Given task:
Of all the lines in the records, how many hold the word "title"? Answer with the number only.

Entries:
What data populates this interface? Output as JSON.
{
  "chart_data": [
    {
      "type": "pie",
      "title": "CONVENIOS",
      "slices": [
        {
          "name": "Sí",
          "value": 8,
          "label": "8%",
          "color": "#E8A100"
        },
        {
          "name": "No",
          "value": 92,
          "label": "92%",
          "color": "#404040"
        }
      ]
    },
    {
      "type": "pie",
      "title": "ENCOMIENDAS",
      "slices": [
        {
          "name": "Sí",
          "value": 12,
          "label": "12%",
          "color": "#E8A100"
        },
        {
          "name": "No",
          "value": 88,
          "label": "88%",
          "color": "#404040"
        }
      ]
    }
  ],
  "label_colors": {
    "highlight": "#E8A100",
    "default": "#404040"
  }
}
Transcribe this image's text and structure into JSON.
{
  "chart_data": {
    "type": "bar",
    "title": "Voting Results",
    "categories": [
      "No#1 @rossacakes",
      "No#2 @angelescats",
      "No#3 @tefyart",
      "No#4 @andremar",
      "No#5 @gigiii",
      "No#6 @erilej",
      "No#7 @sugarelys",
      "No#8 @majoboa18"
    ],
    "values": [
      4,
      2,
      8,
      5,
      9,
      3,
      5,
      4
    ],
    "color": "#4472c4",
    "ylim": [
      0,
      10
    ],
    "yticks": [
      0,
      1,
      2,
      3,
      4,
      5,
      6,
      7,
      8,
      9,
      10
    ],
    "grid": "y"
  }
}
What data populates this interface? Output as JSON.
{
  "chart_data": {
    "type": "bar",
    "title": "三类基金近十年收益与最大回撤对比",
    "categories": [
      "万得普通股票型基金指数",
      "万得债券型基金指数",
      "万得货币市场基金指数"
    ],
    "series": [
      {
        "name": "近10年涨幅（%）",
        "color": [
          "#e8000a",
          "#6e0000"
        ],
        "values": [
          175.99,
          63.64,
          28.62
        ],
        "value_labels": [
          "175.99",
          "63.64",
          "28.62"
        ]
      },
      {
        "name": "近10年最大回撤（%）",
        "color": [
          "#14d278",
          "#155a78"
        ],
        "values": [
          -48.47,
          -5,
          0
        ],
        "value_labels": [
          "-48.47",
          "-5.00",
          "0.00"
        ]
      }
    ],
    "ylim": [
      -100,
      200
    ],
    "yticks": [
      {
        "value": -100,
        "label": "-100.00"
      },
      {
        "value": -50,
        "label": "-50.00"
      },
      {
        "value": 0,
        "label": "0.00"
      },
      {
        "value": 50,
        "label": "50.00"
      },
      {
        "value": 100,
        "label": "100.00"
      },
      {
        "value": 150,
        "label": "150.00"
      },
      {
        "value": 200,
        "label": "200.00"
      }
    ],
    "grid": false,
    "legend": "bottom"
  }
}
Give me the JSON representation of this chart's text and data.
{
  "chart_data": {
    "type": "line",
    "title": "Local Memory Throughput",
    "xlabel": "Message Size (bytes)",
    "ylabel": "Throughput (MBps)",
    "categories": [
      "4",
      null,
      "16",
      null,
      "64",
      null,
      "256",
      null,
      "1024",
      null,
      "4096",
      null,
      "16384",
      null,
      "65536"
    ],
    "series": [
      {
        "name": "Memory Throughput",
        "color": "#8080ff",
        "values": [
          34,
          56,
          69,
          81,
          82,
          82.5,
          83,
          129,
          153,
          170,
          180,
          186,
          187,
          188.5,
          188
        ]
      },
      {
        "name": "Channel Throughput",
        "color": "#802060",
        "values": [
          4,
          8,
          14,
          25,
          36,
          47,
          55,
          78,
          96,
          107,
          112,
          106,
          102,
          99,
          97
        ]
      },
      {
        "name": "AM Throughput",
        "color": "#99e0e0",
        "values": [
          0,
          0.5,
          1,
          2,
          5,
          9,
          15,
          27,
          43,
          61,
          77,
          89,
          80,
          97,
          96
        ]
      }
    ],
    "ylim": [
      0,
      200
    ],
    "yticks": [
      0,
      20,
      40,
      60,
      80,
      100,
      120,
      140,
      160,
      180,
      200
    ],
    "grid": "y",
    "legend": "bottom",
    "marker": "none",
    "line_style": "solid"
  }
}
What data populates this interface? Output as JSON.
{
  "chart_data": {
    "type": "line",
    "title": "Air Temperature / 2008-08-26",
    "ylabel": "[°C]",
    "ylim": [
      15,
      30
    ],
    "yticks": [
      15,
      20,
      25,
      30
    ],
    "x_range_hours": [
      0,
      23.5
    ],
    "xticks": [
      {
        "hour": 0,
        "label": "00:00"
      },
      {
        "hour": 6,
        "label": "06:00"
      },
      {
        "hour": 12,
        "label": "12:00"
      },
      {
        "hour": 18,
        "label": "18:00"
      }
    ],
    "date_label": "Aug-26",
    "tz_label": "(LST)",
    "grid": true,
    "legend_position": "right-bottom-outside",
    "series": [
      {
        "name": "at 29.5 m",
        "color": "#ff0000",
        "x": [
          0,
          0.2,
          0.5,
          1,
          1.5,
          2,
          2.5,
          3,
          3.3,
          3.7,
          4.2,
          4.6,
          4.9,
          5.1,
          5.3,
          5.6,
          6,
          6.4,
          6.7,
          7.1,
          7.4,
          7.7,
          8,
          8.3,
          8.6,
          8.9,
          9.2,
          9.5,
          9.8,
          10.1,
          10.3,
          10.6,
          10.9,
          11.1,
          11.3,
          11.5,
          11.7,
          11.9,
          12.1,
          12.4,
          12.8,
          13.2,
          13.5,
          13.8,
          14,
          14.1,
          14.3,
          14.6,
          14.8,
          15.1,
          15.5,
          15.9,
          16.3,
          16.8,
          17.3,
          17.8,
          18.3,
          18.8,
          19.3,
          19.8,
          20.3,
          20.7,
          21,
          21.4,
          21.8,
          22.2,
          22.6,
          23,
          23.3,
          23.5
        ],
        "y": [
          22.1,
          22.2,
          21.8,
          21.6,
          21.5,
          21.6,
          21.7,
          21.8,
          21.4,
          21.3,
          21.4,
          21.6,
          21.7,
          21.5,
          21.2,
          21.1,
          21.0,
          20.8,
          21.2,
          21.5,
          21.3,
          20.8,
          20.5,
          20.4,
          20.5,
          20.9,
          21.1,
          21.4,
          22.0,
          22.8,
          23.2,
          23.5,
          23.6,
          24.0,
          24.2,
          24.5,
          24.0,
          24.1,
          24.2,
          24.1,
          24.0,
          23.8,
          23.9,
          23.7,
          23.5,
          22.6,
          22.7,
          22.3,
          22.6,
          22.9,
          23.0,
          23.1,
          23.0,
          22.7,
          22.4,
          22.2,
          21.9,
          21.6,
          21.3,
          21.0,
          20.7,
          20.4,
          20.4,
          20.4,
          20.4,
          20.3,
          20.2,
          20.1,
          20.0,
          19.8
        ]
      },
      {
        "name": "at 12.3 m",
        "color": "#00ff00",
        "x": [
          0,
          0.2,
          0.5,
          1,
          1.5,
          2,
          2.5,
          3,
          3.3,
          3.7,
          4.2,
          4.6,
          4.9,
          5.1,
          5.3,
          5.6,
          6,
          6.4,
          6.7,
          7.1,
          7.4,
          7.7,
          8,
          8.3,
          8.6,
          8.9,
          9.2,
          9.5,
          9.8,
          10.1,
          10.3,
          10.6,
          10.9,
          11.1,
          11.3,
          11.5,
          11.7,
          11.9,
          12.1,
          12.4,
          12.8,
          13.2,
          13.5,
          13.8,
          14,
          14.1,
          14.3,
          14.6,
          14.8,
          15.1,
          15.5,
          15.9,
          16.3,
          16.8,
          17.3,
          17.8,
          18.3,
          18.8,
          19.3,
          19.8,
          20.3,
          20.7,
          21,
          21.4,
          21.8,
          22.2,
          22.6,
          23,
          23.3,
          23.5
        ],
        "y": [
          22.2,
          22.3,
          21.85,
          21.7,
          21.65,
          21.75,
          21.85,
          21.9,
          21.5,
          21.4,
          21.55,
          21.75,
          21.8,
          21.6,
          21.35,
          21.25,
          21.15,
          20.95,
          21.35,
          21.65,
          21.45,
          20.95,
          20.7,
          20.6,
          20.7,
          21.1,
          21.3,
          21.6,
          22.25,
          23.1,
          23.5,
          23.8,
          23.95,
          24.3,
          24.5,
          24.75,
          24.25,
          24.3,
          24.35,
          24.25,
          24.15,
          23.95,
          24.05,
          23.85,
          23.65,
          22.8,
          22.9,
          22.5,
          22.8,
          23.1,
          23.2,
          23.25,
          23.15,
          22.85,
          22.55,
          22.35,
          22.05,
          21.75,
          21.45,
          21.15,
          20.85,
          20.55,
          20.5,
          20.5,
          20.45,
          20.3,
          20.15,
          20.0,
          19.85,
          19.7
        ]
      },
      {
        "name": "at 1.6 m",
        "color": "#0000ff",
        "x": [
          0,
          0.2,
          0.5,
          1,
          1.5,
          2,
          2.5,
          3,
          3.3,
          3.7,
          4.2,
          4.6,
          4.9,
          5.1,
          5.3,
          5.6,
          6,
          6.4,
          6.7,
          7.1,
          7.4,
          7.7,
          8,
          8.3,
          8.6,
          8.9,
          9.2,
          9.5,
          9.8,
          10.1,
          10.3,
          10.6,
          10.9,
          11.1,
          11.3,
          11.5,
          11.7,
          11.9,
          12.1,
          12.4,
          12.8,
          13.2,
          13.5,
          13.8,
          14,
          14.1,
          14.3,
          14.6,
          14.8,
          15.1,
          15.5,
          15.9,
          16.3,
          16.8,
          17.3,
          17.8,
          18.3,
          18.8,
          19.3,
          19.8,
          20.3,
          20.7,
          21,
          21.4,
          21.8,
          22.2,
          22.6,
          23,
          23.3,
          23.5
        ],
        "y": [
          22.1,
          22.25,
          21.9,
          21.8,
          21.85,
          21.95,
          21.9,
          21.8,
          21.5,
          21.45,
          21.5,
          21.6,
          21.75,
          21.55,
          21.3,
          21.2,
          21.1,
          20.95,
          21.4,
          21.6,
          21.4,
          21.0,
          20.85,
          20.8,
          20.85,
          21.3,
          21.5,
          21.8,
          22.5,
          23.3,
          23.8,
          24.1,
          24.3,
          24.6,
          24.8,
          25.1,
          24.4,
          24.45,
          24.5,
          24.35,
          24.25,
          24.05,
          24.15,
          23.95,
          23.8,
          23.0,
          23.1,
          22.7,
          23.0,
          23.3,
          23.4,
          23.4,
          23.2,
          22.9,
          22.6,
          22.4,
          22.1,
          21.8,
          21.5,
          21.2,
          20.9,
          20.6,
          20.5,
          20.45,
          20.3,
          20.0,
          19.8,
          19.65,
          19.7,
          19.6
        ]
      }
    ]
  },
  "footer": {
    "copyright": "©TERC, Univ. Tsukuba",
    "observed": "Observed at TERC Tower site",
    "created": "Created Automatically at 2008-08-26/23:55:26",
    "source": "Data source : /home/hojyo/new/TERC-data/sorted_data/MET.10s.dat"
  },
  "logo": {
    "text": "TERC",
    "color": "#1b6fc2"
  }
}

Reply:
6